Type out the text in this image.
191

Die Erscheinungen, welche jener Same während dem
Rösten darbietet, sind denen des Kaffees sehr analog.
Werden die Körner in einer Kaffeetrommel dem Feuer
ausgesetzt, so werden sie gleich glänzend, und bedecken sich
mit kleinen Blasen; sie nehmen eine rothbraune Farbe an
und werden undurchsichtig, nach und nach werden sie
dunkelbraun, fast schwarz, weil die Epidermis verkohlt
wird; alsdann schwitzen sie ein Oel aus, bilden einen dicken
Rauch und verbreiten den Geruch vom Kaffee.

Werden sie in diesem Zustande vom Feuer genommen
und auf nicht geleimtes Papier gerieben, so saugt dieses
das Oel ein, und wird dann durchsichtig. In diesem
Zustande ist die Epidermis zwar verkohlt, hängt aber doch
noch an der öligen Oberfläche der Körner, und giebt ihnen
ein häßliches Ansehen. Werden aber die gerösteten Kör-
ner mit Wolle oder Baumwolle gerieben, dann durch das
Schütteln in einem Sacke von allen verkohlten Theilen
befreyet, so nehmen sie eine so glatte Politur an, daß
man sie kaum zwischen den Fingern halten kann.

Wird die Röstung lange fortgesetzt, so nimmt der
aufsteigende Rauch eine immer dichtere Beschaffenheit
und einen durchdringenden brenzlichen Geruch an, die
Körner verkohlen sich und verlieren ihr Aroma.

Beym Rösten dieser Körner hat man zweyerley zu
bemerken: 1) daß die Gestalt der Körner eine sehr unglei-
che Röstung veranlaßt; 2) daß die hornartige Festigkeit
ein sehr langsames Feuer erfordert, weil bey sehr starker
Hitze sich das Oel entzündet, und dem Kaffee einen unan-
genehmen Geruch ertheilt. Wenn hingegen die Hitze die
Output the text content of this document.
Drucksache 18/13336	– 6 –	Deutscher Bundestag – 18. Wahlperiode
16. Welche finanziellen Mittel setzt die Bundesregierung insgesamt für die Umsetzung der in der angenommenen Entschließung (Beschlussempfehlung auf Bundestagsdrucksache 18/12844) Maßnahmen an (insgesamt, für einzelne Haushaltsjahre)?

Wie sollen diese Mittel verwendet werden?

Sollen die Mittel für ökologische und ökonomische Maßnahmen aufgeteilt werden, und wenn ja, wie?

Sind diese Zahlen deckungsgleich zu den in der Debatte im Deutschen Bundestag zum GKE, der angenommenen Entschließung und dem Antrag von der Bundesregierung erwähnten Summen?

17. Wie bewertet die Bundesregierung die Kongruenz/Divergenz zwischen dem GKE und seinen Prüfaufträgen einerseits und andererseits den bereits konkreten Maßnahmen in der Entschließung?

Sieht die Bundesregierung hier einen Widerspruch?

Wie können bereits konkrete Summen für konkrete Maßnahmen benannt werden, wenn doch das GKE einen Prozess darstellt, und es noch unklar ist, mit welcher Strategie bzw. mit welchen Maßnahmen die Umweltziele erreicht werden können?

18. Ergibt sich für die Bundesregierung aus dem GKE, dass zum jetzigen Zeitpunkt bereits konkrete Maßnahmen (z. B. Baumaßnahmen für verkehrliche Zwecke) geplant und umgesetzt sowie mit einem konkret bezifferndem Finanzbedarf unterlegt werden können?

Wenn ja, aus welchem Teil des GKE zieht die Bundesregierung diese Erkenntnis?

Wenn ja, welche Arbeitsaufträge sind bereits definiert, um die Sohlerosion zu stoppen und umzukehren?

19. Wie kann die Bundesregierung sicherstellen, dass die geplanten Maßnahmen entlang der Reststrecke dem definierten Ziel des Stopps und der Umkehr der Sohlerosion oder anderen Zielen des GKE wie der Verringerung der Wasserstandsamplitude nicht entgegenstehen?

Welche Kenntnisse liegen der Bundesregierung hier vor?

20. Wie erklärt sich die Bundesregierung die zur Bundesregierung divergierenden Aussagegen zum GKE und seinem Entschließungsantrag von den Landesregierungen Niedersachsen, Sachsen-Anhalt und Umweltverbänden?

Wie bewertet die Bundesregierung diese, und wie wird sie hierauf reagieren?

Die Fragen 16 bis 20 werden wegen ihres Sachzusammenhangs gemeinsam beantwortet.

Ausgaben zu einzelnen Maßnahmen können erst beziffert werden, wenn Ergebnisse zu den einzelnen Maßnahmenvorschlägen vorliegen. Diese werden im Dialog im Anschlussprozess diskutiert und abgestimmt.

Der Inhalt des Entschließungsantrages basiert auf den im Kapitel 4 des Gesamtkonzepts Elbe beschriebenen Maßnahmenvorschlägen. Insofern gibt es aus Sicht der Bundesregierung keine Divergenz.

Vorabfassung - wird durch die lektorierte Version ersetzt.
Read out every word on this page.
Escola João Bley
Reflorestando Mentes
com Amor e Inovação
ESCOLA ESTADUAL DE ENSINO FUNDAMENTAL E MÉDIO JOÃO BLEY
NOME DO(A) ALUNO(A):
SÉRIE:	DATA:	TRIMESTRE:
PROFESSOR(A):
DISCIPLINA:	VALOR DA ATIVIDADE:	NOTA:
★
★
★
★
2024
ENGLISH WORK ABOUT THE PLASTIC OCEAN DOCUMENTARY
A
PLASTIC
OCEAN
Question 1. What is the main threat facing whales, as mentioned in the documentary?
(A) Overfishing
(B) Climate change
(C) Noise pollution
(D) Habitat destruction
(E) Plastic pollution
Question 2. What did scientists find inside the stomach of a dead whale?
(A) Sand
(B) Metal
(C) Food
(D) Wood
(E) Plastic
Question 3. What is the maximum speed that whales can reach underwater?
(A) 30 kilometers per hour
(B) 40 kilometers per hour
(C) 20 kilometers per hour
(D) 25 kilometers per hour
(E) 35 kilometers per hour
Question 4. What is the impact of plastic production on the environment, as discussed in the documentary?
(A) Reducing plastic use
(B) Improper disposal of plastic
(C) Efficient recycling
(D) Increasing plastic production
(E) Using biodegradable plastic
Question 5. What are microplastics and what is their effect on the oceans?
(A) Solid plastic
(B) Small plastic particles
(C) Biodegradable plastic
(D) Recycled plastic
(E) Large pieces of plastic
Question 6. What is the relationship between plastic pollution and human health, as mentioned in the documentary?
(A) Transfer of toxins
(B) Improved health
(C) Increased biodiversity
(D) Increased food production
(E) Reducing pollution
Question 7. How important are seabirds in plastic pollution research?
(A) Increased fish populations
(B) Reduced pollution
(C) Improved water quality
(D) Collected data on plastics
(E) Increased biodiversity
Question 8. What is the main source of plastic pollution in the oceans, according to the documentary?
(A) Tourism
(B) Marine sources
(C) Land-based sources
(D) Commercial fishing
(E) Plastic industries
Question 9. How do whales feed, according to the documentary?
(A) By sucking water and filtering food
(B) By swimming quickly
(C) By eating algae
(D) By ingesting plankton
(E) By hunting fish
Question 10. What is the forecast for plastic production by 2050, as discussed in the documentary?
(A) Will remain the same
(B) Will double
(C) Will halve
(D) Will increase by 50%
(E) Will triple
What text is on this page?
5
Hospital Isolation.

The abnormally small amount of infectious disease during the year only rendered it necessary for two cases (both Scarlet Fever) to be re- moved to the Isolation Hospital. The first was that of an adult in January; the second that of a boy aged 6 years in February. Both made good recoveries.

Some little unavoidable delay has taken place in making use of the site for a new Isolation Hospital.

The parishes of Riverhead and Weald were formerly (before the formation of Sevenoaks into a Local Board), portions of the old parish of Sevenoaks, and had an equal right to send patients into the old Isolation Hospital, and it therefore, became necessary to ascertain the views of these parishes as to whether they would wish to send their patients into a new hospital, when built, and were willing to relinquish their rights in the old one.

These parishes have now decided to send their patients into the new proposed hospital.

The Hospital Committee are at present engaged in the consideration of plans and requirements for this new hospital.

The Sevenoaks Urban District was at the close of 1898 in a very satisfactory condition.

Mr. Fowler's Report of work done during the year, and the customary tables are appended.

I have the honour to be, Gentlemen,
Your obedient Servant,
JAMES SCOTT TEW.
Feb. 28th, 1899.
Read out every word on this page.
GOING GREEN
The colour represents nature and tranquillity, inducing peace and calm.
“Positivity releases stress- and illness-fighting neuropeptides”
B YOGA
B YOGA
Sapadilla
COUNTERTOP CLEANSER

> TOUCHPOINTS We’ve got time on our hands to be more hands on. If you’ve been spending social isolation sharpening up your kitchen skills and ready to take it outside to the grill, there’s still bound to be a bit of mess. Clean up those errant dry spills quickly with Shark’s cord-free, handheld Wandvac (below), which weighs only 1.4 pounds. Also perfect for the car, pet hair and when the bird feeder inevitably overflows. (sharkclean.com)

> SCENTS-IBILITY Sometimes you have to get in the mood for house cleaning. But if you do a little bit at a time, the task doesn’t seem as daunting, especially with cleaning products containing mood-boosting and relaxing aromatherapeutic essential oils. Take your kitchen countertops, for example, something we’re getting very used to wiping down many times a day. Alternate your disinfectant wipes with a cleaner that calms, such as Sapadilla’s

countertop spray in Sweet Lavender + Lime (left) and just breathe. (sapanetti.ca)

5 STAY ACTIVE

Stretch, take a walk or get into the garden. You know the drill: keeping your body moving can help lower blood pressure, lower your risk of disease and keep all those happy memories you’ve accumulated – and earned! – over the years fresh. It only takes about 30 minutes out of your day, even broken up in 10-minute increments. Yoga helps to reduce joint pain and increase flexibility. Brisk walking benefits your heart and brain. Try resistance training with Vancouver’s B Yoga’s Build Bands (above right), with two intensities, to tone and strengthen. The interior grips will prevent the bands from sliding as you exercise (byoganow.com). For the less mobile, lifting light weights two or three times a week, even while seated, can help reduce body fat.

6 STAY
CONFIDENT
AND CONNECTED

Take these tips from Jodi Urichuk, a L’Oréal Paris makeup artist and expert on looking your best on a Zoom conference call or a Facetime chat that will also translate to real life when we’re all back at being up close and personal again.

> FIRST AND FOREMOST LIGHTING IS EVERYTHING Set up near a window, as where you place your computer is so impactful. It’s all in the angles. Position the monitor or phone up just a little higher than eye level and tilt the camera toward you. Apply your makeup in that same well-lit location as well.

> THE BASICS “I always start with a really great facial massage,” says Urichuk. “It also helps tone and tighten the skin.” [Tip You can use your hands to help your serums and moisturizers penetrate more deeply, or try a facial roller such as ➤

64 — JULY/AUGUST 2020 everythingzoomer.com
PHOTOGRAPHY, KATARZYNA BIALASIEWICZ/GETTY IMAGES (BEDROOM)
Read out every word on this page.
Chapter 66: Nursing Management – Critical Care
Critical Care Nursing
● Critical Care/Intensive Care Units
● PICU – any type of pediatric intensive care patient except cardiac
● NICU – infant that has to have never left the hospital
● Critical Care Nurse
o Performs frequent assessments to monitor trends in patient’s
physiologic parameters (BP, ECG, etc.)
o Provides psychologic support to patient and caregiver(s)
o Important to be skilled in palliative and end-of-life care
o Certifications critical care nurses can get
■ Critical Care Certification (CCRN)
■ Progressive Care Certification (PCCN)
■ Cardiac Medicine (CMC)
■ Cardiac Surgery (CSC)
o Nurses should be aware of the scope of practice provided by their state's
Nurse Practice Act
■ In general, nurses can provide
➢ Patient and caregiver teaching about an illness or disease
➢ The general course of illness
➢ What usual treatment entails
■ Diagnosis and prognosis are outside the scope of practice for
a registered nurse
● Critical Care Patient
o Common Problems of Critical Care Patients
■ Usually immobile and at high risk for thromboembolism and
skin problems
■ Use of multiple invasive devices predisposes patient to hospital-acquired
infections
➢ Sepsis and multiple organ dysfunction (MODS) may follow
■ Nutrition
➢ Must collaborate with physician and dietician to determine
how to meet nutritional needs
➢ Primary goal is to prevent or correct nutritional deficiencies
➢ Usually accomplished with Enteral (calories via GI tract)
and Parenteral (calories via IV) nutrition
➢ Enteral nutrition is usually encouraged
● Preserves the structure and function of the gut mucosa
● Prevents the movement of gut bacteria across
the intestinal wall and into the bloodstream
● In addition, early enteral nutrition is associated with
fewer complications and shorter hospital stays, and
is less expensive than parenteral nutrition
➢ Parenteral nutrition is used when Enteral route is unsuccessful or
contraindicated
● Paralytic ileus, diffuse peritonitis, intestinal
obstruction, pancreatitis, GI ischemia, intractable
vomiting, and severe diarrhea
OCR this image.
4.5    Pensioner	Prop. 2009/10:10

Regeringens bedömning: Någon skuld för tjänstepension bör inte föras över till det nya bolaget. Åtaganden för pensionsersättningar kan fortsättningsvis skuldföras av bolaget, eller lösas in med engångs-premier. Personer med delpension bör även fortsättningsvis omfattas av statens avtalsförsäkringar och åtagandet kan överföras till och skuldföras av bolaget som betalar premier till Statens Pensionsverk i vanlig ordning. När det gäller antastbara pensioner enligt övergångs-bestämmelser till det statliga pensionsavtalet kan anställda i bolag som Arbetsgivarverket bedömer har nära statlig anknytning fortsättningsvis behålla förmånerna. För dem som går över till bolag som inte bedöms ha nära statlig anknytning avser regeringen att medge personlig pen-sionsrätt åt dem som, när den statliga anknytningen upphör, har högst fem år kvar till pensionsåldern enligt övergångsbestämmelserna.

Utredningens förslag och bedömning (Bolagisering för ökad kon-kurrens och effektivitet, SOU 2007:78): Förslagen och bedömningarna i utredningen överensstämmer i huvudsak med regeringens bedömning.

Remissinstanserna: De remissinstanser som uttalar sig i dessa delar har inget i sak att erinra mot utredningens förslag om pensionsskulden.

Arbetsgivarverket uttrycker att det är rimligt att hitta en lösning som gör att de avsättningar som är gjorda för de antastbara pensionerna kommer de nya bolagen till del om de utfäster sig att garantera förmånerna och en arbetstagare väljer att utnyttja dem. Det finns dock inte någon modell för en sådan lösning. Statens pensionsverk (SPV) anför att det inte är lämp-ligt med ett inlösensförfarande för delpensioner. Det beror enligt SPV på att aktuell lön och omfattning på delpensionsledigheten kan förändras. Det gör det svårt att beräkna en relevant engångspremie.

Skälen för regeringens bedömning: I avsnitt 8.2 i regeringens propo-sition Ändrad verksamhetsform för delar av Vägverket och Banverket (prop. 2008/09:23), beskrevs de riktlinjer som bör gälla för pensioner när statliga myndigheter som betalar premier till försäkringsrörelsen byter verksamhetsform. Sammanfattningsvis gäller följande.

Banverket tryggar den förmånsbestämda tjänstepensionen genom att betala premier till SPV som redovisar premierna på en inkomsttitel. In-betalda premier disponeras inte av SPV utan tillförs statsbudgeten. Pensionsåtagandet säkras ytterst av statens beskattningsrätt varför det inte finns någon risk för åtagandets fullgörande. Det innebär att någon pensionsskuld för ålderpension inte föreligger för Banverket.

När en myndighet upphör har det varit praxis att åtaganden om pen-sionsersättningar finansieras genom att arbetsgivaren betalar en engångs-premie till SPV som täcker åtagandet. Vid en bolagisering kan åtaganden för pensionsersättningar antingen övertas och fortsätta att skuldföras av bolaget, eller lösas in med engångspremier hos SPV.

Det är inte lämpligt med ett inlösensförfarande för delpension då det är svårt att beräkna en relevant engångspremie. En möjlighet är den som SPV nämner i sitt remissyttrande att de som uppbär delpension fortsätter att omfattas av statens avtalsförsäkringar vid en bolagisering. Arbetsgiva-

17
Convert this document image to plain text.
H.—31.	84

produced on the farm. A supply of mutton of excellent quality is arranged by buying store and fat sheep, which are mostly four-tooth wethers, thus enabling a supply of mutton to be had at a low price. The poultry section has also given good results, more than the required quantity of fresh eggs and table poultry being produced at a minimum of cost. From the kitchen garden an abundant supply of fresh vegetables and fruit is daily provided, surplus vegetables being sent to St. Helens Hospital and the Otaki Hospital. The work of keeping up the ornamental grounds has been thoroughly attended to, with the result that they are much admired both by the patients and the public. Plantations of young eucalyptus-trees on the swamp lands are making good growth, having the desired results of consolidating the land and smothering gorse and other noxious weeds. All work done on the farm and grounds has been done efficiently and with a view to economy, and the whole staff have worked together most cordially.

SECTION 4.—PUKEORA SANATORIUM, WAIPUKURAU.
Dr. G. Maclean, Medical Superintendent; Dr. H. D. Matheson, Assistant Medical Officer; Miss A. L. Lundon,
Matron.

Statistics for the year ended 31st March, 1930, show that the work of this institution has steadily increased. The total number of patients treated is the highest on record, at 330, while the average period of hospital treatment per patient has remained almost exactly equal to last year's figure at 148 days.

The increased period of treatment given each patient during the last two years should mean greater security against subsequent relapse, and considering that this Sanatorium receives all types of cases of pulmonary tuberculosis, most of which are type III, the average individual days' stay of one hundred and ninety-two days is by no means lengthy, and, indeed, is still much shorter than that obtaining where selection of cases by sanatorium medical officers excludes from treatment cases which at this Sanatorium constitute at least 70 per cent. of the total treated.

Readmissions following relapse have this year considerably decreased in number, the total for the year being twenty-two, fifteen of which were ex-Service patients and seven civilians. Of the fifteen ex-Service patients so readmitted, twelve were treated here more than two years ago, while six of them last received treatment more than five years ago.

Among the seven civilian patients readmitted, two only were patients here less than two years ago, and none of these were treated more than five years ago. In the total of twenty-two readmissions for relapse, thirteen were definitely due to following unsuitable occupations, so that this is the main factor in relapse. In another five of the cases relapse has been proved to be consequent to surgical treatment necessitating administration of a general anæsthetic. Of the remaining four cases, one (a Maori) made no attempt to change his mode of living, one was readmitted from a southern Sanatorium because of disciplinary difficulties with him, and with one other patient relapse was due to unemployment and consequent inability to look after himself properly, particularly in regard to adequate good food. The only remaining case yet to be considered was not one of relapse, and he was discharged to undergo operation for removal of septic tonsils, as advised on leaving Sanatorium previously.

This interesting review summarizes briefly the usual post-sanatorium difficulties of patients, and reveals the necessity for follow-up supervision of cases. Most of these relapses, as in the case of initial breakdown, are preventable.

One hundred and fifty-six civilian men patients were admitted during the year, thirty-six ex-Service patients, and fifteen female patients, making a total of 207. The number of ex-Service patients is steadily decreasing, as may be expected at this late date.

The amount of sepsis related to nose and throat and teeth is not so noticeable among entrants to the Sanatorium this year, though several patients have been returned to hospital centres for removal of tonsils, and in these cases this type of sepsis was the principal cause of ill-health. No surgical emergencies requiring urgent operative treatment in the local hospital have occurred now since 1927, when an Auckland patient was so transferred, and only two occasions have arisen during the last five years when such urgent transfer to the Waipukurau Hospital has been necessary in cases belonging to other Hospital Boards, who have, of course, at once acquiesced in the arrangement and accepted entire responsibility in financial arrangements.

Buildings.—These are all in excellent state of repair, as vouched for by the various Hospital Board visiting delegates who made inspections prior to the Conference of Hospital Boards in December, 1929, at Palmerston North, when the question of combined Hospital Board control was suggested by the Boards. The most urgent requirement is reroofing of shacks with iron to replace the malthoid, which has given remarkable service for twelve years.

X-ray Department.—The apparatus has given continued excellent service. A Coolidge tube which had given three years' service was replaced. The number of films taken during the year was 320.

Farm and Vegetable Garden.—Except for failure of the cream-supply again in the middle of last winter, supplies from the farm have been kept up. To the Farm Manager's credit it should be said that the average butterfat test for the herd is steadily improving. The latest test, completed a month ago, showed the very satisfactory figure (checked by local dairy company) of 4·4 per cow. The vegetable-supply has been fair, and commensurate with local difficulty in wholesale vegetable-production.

### Your objective
If a line of the data above contains "hundred", copy it out.

### Solved problem
The increased period of treatment given each patient during the last two years should mean greater security against subsequent relapse, and considering that this Sanatorium receives all types of cases of pulmonary tuberculosis, most of which are type III, the average individual days' stay of one hundred and ninety-two days is by no means lengthy, and, indeed, is still much shorter than that obtaining where selection of cases by sanatorium medical officers excludes from treatment cases which at this Sanatorium constitute at least 70 per cent. of the total treated.
One hundred and fifty-six civilian men patients were admitted during the year, thirty-six ex-Service patients, and fifteen female patients, making a total of 207. The number of ex-Service patients is steadily decreasing, as may be expected at this late date.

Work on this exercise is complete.